Structured figure records
□ □ □ □
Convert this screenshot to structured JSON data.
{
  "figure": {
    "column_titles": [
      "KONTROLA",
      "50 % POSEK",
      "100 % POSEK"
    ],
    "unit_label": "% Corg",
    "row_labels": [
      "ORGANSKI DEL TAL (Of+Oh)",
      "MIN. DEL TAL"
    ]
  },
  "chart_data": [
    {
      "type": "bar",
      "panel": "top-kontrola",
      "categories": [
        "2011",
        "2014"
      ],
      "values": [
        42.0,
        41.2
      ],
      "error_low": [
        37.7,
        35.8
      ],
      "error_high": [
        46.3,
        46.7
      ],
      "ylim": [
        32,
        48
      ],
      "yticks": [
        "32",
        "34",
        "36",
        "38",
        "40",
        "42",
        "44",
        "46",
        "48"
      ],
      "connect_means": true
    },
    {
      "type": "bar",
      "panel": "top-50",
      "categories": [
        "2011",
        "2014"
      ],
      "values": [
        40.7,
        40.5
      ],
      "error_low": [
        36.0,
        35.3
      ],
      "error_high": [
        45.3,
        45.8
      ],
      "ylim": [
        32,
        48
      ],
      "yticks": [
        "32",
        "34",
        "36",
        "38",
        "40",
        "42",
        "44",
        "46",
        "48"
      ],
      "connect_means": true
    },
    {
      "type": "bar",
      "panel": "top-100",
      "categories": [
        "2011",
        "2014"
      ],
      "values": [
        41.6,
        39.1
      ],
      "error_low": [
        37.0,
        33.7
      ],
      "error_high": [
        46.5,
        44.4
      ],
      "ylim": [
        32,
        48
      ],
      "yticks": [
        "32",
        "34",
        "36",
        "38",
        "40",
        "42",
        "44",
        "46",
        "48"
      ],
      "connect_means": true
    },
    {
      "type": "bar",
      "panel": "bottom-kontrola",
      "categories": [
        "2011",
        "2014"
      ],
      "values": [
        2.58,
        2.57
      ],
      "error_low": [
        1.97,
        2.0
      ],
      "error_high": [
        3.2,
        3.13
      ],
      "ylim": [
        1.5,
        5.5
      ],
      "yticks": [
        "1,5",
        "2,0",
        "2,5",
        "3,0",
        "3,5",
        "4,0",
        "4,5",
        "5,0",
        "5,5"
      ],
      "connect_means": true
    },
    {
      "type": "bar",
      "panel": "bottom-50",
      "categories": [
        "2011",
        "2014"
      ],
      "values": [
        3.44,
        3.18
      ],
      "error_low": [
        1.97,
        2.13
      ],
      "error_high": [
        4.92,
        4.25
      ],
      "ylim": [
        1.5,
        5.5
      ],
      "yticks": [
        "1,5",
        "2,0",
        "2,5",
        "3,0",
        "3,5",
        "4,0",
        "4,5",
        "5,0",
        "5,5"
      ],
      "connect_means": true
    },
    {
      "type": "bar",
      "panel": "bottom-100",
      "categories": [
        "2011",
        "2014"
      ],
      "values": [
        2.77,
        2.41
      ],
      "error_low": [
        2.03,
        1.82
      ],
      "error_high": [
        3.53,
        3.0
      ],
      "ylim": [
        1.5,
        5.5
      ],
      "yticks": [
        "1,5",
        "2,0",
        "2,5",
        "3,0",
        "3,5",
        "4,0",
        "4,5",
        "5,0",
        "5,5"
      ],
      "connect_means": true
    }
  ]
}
□ □ □ □
Your objective
Retype the listing exactly, in full.

Result of the exercise
Convert this screenshot to structured JSON data.
{
  "figure": {
    "column_titles": [
      "KONTROLA",
      "50 % POSEK",
      "100 % POSEK"
    ],
    "unit_label": "% Corg",
    "row_labels": [
      "ORGANSKI DEL TAL (Of+Oh)",
      "MIN. DEL TAL"
    ]
  },
  "chart_data": [
    {
      "type": "bar",
      "panel": "top-kontrola",
      "categories": [
        "2011",
        "2014"
      ],
      "values": [
        42.0,
        41.2
      ],
      "error_low": [
        37.7,
        35.8
      ],
      "error_high": [
        46.3,
        46.7
      ],
      "ylim": [
        32,
        48
      ],
      "yticks": [
        "32",
        "34",
        "36",
        "38",
        "40",
        "42",
        "44",
        "46",
        "48"
      ],
      "connect_means": true
    },
    {
      "type": "bar",
      "panel": "top-50",
      "categories": [
        "2011",
        "2014"
      ],
      "values": [
        40.7,
        40.5
      ],
      "error_low": [
        36.0,
        35.3
      ],
      "error_high": [
        45.3,
        45.8
      ],
      "ylim": [
        32,
        48
      ],
      "yticks": [
        "32",
        "34",
        "36",
        "38",
        "40",
        "42",
        "44",
        "46",
        "48"
      ],
      "connect_means": true
    },
    {
      "type": "bar",
      "panel": "top-100",
      "categories": [
        "2011",
        "2014"
      ],
      "values": [
        41.6,
        39.1
      ],
      "error_low": [
        37.0,
        33.7
      ],
      "error_high": [
        46.5,
        44.4
      ],
      "ylim": [
        32,
        48
      ],
      "yticks": [
        "32",
        "34",
        "36",
        "38",
        "40",
        "42",
        "44",
        "46",
        "48"
      ],
      "connect_means": true
    },
    {
      "type": "bar",
      "panel": "bottom-kontrola",
      "categories": [
        "2011",
        "2014"
      ],
      "values": [
        2.58,
        2.57
      ],
      "error_low": [
        1.97,
        2.0
      ],
      "error_high": [
        3.2,
        3.13
      ],
      "ylim": [
        1.5,
        5.5
      ],
      "yticks": [
        "1,5",
        "2,0",
        "2,5",
        "3,0",
        "3,5",
        "4,0",
        "4,5",
        "5,0",
        "5,5"
      ],
      "connect_means": true
    },
    {
      "type": "bar",
      "panel": "bottom-50",
      "categories": [
        "2011",
        "2014"
      ],
      "values": [
        3.44,
        3.18
      ],
      "error_low": [
        1.97,
        2.13
      ],
      "error_high": [
        4.92,
        4.25
      ],
      "ylim": [
        1.5,
        5.5
      ],
      "yticks": [
        "1,5",
        "2,0",
        "2,5",
        "3,0",
        "3,5",
        "4,0",
        "4,5",
        "5,0",
        "5,5"
      ],
      "connect_means": true
    },
    {
      "type": "bar",
      "panel": "bottom-100",
      "categories": [
        "2011",
        "2014"
      ],
      "values": [
        2.77,
        2.41
      ],
      "error_low": [
        2.03,
        1.82
      ],
      "error_high": [
        3.53,
        3.0
      ],
      "ylim": [
        1.5,
        5.5
      ],
      "yticks": [
        "1,5",
        "2,0",
        "2,5",
        "3,0",
        "3,5",
        "4,0",
        "4,5",
        "5,0",
        "5,5"
      ],
      "connect_means": true
    }
  ]
}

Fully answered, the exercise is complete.